Work out how many lines of the records contain "serangga". Answer with the number and nothing else.

※ ※ ※

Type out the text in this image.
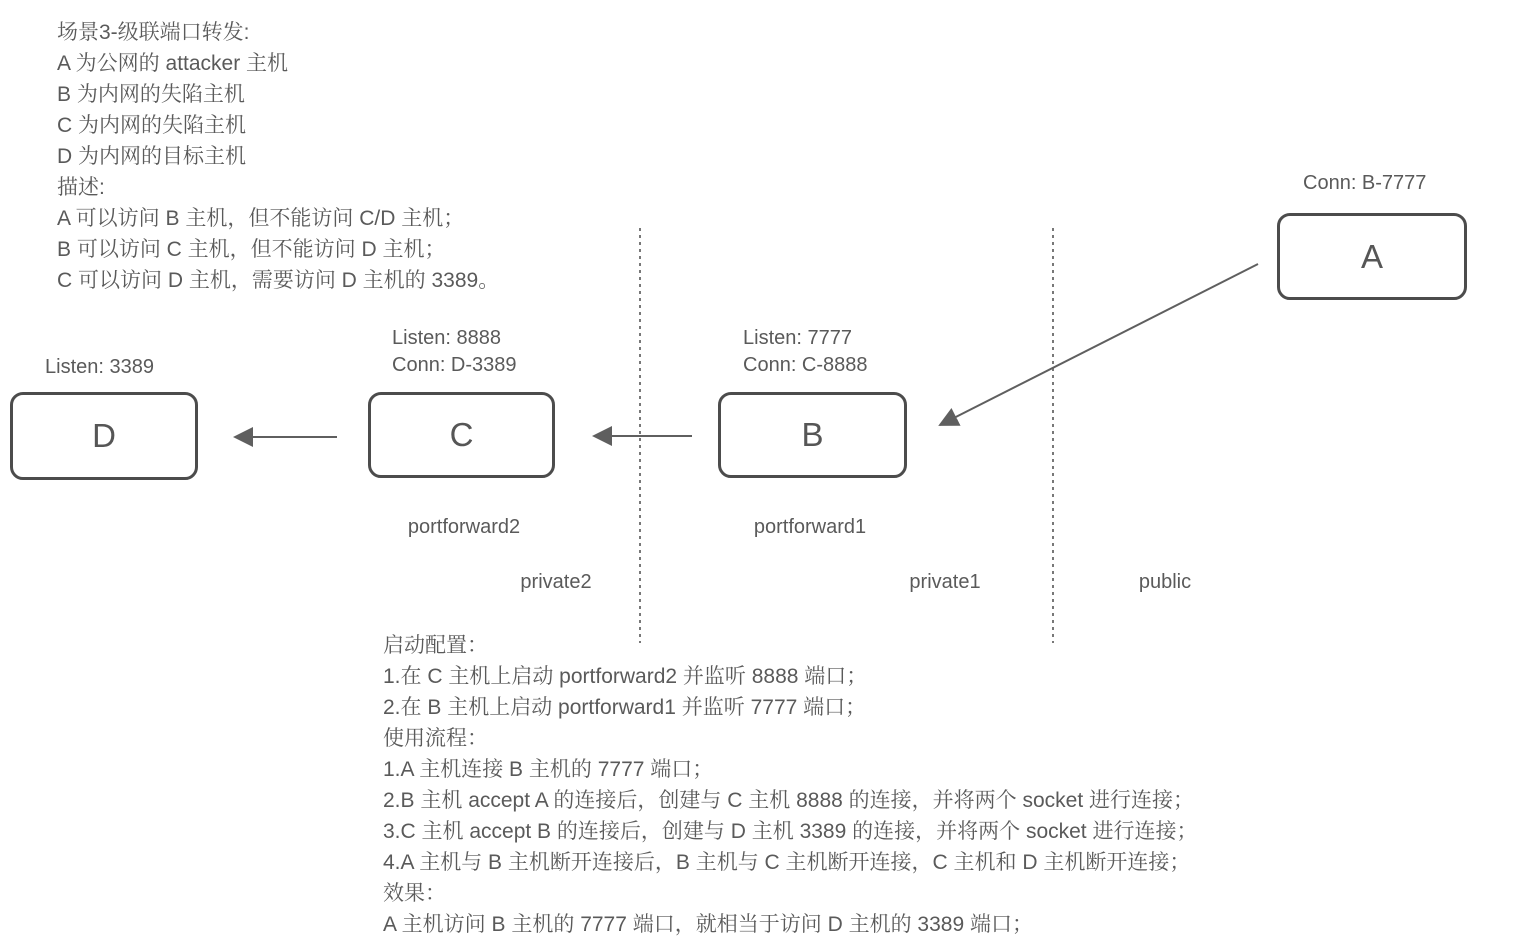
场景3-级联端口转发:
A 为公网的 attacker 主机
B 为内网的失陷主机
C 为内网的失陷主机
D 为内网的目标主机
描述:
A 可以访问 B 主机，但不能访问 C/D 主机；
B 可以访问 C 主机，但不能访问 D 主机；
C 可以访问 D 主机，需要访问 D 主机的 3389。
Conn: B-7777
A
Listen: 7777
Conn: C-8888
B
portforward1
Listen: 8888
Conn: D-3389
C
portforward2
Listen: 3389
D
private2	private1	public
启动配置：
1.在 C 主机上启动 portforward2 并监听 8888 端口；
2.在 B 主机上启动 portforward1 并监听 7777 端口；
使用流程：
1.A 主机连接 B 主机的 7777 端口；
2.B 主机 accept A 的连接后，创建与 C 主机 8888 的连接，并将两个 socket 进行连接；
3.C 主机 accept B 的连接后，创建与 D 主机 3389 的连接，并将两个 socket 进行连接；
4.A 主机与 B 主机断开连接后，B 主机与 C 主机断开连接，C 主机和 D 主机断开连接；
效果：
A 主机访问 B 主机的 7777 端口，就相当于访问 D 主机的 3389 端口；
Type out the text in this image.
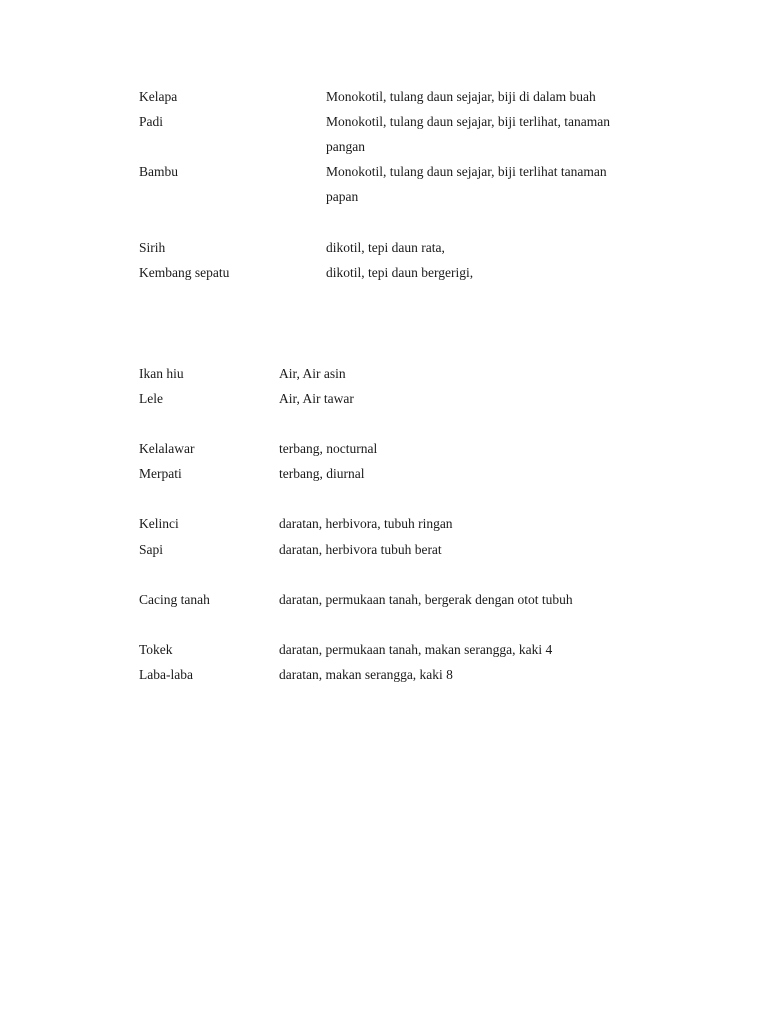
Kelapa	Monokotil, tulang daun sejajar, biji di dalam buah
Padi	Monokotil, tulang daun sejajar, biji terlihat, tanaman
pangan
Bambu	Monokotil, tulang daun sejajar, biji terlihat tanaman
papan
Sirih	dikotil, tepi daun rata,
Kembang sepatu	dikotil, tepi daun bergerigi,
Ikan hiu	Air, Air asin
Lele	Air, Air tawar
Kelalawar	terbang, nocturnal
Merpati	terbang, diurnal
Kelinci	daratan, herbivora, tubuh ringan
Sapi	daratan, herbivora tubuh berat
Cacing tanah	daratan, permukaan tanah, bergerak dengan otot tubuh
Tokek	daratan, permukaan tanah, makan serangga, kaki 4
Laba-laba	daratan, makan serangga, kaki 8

※ ※ ※

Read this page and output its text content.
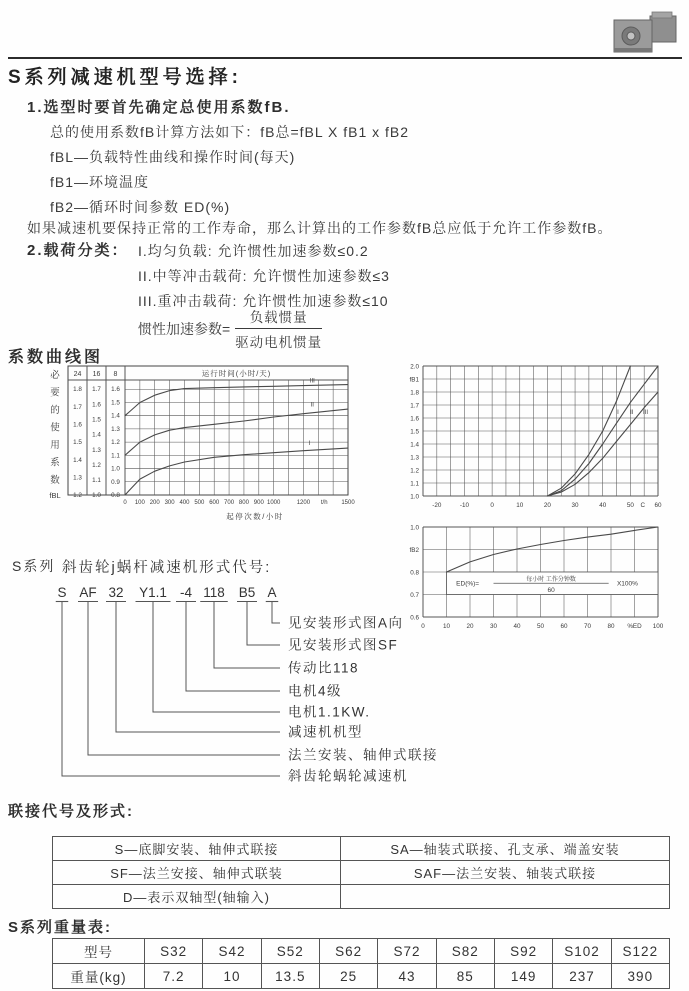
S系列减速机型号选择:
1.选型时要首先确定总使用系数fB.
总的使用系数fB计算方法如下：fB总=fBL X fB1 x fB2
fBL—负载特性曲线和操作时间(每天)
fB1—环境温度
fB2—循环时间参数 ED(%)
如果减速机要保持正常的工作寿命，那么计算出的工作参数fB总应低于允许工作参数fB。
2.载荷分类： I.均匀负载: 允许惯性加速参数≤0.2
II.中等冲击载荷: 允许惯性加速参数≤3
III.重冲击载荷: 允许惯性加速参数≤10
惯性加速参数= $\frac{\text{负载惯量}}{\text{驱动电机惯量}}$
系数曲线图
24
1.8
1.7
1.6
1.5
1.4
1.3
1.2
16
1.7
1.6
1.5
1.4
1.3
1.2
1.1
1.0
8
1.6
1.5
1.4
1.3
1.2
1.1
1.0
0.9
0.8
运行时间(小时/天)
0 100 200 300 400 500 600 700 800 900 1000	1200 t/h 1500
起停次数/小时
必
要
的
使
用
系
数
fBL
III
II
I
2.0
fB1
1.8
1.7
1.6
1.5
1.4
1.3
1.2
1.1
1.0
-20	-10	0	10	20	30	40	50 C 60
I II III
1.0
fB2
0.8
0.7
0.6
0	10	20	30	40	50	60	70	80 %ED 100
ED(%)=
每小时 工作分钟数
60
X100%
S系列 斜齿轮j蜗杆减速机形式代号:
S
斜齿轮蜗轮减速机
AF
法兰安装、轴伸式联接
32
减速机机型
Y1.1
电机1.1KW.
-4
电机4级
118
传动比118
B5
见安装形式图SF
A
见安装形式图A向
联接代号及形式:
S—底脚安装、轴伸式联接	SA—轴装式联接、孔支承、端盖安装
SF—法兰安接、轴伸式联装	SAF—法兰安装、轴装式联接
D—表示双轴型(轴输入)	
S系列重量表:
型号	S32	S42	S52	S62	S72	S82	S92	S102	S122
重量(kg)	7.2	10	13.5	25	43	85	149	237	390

※ ※ ※

• The result: 2